- **EXERCISE**
Could you write out every record below exactly, leaving out any pictures?

···

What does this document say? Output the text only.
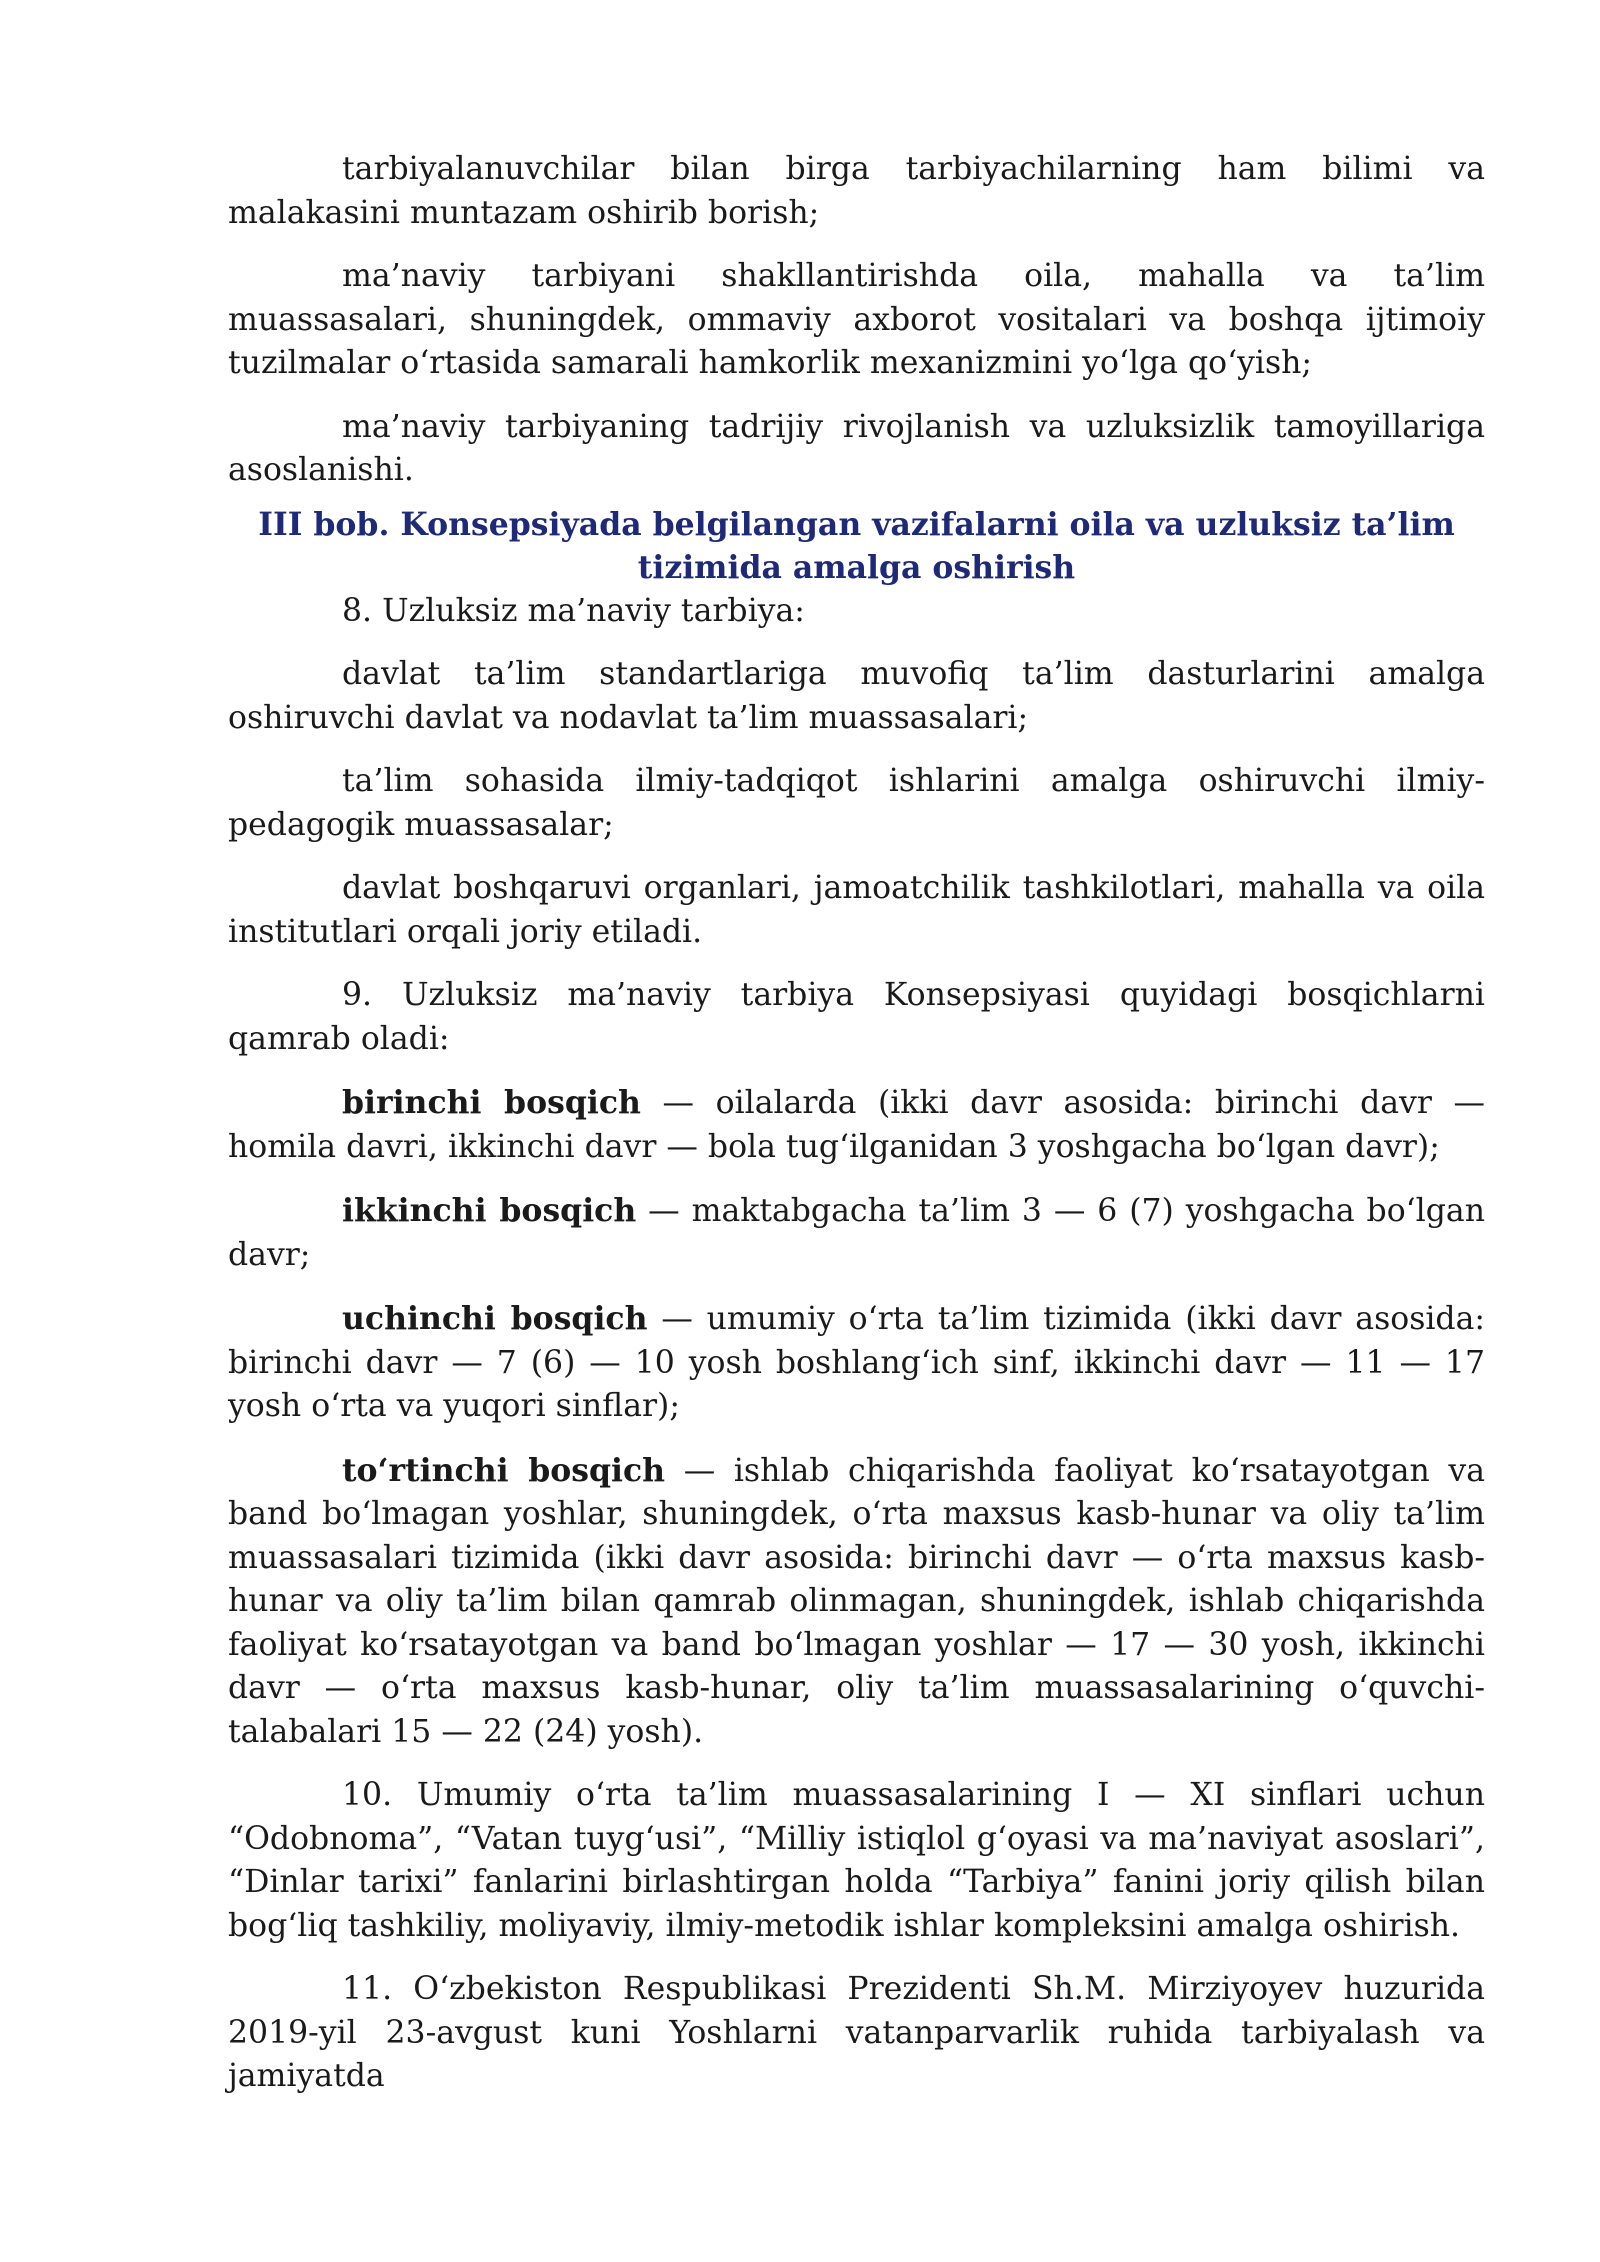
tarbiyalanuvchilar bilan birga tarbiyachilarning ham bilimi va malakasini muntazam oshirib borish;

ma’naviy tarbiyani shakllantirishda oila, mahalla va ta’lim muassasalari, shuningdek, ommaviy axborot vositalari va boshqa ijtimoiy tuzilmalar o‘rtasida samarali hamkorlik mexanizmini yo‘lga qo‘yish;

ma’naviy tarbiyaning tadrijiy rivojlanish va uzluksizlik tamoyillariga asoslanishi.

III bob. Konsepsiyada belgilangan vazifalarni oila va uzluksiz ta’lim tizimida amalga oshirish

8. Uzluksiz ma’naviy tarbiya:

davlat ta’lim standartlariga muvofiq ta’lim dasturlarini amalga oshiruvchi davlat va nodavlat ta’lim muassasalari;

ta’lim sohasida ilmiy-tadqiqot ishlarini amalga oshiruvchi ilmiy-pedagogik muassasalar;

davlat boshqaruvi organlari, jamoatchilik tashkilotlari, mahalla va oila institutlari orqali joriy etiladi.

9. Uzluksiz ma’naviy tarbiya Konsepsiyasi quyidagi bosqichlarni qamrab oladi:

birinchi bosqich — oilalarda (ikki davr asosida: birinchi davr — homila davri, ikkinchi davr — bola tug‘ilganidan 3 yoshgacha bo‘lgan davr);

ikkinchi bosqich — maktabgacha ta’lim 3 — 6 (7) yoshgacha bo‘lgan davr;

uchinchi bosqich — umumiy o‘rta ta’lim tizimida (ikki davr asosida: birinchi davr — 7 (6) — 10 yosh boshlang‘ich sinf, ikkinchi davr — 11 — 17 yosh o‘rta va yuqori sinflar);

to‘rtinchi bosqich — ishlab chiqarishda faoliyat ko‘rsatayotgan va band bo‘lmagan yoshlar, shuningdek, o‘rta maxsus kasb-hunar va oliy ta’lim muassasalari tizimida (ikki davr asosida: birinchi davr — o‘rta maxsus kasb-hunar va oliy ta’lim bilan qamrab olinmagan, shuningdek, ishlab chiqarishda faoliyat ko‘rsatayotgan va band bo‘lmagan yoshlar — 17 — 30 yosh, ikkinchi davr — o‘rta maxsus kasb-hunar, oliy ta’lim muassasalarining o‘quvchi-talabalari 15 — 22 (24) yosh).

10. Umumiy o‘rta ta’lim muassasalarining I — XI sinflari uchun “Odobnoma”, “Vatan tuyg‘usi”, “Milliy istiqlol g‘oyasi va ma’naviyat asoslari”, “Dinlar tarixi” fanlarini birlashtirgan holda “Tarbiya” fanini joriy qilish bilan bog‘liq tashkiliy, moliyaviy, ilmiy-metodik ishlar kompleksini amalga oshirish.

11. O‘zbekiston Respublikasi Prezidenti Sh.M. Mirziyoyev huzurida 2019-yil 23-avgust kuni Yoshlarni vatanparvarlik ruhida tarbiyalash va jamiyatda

···

- **WRITTEN ANSWER**
What does this document say? Output the text only.
tarbiyalanuvchilar bilan birga tarbiyachilarning ham bilimi va malakasini muntazam oshirib borish;

ma’naviy tarbiyani shakllantirishda oila, mahalla va ta’lim muassasalari, shuningdek, ommaviy axborot vositalari va boshqa ijtimoiy tuzilmalar o‘rtasida samarali hamkorlik mexanizmini yo‘lga qo‘yish;

ma’naviy tarbiyaning tadrijiy rivojlanish va uzluksizlik tamoyillariga asoslanishi.

III bob. Konsepsiyada belgilangan vazifalarni oila va uzluksiz ta’lim tizimida amalga oshirish

8. Uzluksiz ma’naviy tarbiya:

davlat ta’lim standartlariga muvofiq ta’lim dasturlarini amalga oshiruvchi davlat va nodavlat ta’lim muassasalari;

ta’lim sohasida ilmiy-tadqiqot ishlarini amalga oshiruvchi ilmiy-pedagogik muassasalar;

davlat boshqaruvi organlari, jamoatchilik tashkilotlari, mahalla va oila institutlari orqali joriy etiladi.

9. Uzluksiz ma’naviy tarbiya Konsepsiyasi quyidagi bosqichlarni qamrab oladi:

birinchi bosqich — oilalarda (ikki davr asosida: birinchi davr — homila davri, ikkinchi davr — bola tug‘ilganidan 3 yoshgacha bo‘lgan davr);

ikkinchi bosqich — maktabgacha ta’lim 3 — 6 (7) yoshgacha bo‘lgan davr;

uchinchi bosqich — umumiy o‘rta ta’lim tizimida (ikki davr asosida: birinchi davr — 7 (6) — 10 yosh boshlang‘ich sinf, ikkinchi davr — 11 — 17 yosh o‘rta va yuqori sinflar);

to‘rtinchi bosqich — ishlab chiqarishda faoliyat ko‘rsatayotgan va band bo‘lmagan yoshlar, shuningdek, o‘rta maxsus kasb-hunar va oliy ta’lim muassasalari tizimida (ikki davr asosida: birinchi davr — o‘rta maxsus kasb-hunar va oliy ta’lim bilan qamrab olinmagan, shuningdek, ishlab chiqarishda faoliyat ko‘rsatayotgan va band bo‘lmagan yoshlar — 17 — 30 yosh, ikkinchi davr — o‘rta maxsus kasb-hunar, oliy ta’lim muassasalarining o‘quvchi-talabalari 15 — 22 (24) yosh).

10. Umumiy o‘rta ta’lim muassasalarining I — XI sinflari uchun “Odobnoma”, “Vatan tuyg‘usi”, “Milliy istiqlol g‘oyasi va ma’naviyat asoslari”, “Dinlar tarixi” fanlarini birlashtirgan holda “Tarbiya” fanini joriy qilish bilan bog‘liq tashkiliy, moliyaviy, ilmiy-metodik ishlar kompleksini amalga oshirish.

11. O‘zbekiston Respublikasi Prezidenti Sh.M. Mirziyoyev huzurida 2019-yil 23-avgust kuni Yoshlarni vatanparvarlik ruhida tarbiyalash va jamiyatda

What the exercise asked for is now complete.